→ **GOAL**: From the entries that follow, pick out all lines holding "للمزي".

——

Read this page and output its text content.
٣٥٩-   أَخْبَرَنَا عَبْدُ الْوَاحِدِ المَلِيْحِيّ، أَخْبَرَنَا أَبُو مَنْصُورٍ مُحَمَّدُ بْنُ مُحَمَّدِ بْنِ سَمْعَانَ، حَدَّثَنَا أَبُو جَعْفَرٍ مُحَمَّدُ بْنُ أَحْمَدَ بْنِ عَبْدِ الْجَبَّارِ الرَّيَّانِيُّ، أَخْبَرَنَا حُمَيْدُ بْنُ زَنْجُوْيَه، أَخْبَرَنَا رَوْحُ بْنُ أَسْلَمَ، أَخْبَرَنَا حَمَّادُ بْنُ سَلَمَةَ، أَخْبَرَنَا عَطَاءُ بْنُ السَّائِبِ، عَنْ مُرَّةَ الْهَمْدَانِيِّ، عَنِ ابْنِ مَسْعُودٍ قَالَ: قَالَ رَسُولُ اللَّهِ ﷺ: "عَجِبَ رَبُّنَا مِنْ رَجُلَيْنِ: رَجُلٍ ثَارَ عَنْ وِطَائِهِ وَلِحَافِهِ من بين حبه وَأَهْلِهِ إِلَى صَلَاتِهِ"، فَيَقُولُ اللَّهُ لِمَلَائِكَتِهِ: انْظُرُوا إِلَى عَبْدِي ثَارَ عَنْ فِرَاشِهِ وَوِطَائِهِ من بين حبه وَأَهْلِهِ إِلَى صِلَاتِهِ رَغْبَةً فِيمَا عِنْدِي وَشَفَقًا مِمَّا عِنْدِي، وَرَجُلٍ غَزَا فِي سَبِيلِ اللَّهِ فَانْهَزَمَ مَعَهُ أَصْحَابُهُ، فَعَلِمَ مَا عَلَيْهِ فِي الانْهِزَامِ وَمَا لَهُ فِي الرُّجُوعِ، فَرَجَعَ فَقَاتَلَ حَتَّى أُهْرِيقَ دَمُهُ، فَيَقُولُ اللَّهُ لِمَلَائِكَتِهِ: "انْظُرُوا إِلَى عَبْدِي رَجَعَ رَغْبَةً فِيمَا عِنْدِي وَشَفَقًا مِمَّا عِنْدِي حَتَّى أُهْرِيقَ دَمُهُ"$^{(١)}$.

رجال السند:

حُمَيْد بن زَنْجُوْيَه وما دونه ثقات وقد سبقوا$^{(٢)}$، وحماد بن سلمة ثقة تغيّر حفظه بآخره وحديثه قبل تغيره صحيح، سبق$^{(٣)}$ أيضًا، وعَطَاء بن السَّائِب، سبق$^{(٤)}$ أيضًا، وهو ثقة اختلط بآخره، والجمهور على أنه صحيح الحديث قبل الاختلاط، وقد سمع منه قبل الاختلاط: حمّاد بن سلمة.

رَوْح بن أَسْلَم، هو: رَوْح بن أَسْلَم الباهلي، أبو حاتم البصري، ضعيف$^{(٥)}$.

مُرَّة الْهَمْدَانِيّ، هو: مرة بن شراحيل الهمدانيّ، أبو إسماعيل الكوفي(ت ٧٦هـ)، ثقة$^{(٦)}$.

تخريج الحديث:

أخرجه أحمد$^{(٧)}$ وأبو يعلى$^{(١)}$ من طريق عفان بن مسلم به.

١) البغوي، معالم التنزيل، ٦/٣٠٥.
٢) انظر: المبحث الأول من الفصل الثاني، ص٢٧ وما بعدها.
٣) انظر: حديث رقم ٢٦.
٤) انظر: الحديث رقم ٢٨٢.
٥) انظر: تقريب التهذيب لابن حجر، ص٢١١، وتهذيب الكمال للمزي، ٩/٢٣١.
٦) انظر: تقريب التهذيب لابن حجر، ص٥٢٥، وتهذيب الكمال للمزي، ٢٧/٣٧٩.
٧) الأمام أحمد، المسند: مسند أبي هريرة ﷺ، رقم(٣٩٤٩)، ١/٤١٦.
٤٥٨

——

→ **RESULT BELOW**:
٥) انظر: تقريب التهذيب لابن حجر، ص٢١١، وتهذيب الكمال للمزي، ٩/٢٣١.
٦) انظر: تقريب التهذيب لابن حجر، ص٥٢٥، وتهذيب الكمال للمزي، ٢٧/٣٧٩.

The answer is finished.